**Task details**
Write the material out again in full, exactly.

**Given data**
***

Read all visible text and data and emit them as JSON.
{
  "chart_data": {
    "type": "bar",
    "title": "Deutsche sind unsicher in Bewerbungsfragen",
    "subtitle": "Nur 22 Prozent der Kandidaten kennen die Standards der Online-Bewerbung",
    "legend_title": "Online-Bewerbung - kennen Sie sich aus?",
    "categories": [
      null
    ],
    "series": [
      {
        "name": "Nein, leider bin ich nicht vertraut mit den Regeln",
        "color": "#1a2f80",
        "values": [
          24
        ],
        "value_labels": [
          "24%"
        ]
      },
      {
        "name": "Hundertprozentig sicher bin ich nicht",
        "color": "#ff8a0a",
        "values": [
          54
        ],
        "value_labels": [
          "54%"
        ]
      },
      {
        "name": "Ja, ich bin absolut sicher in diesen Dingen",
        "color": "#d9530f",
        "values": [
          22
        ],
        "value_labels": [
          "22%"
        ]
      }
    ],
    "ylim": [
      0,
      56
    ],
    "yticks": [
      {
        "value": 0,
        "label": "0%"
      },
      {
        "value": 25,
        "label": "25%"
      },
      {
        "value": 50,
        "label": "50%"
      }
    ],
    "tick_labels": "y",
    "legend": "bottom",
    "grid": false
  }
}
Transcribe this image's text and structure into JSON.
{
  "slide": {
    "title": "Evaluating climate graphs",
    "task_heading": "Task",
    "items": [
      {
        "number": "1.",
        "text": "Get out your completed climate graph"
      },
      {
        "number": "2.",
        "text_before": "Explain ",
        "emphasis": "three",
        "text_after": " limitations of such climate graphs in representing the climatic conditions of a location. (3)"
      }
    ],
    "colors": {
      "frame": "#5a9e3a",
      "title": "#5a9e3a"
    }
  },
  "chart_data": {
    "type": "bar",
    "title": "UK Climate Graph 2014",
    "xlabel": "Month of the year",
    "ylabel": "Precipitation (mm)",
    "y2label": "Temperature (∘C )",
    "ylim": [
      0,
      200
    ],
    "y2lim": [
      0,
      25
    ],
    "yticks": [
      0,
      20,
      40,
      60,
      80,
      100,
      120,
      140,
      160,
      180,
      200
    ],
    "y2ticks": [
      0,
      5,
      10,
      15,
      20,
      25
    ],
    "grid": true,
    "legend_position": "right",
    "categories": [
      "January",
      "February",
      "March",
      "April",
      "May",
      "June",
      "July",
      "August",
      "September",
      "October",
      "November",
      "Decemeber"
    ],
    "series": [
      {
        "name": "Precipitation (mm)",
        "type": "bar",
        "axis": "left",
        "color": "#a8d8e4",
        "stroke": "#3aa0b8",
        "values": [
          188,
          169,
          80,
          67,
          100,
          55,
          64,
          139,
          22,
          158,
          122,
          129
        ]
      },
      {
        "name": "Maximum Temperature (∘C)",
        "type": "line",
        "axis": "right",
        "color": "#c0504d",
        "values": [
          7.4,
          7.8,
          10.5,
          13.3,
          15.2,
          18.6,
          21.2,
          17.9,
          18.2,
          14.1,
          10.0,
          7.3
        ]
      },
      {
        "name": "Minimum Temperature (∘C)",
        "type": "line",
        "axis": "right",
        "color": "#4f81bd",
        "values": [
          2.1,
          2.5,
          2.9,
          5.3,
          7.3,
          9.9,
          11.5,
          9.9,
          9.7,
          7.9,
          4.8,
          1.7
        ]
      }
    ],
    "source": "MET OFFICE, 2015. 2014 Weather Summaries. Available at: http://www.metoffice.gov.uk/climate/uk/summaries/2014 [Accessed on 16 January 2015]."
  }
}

***

**Full solution**
Read all visible text and data and emit them as JSON.
{
  "chart_data": {
    "type": "bar",
    "title": "Deutsche sind unsicher in Bewerbungsfragen",
    "subtitle": "Nur 22 Prozent der Kandidaten kennen die Standards der Online-Bewerbung",
    "legend_title": "Online-Bewerbung - kennen Sie sich aus?",
    "categories": [
      null
    ],
    "series": [
      {
        "name": "Nein, leider bin ich nicht vertraut mit den Regeln",
        "color": "#1a2f80",
        "values": [
          24
        ],
        "value_labels": [
          "24%"
        ]
      },
      {
        "name": "Hundertprozentig sicher bin ich nicht",
        "color": "#ff8a0a",
        "values": [
          54
        ],
        "value_labels": [
          "54%"
        ]
      },
      {
        "name": "Ja, ich bin absolut sicher in diesen Dingen",
        "color": "#d9530f",
        "values": [
          22
        ],
        "value_labels": [
          "22%"
        ]
      }
    ],
    "ylim": [
      0,
      56
    ],
    "yticks": [
      {
        "value": 0,
        "label": "0%"
      },
      {
        "value": 25,
        "label": "25%"
      },
      {
        "value": 50,
        "label": "50%"
      }
    ],
    "tick_labels": "y",
    "legend": "bottom",
    "grid": false
  }
}
Transcribe this image's text and structure into JSON.
{
  "slide": {
    "title": "Evaluating climate graphs",
    "task_heading": "Task",
    "items": [
      {
        "number": "1.",
        "text": "Get out your completed climate graph"
      },
      {
        "number": "2.",
        "text_before": "Explain ",
        "emphasis": "three",
        "text_after": " limitations of such climate graphs in representing the climatic conditions of a location. (3)"
      }
    ],
    "colors": {
      "frame": "#5a9e3a",
      "title": "#5a9e3a"
    }
  },
  "chart_data": {
    "type": "bar",
    "title": "UK Climate Graph 2014",
    "xlabel": "Month of the year",
    "ylabel": "Precipitation (mm)",
    "y2label": "Temperature (∘C )",
    "ylim": [
      0,
      200
    ],
    "y2lim": [
      0,
      25
    ],
    "yticks": [
      0,
      20,
      40,
      60,
      80,
      100,
      120,
      140,
      160,
      180,
      200
    ],
    "y2ticks": [
      0,
      5,
      10,
      15,
      20,
      25
    ],
    "grid": true,
    "legend_position": "right",
    "categories": [
      "January",
      "February",
      "March",
      "April",
      "May",
      "June",
      "July",
      "August",
      "September",
      "October",
      "November",
      "Decemeber"
    ],
    "series": [
      {
        "name": "Precipitation (mm)",
        "type": "bar",
        "axis": "left",
        "color": "#a8d8e4",
        "stroke": "#3aa0b8",
        "values": [
          188,
          169,
          80,
          67,
          100,
          55,
          64,
          139,
          22,
          158,
          122,
          129
        ]
      },
      {
        "name": "Maximum Temperature (∘C)",
        "type": "line",
        "axis": "right",
        "color": "#c0504d",
        "values": [
          7.4,
          7.8,
          10.5,
          13.3,
          15.2,
          18.6,
          21.2,
          17.9,
          18.2,
          14.1,
          10.0,
          7.3
        ]
      },
      {
        "name": "Minimum Temperature (∘C)",
        "type": "line",
        "axis": "right",
        "color": "#4f81bd",
        "values": [
          2.1,
          2.5,
          2.9,
          5.3,
          7.3,
          9.9,
          11.5,
          9.9,
          9.7,
          7.9,
          4.8,
          1.7
        ]
      }
    ],
    "source": "MET OFFICE, 2015. 2014 Weather Summaries. Available at: http://www.metoffice.gov.uk/climate/uk/summaries/2014 [Accessed on 16 January 2015]."
  }
}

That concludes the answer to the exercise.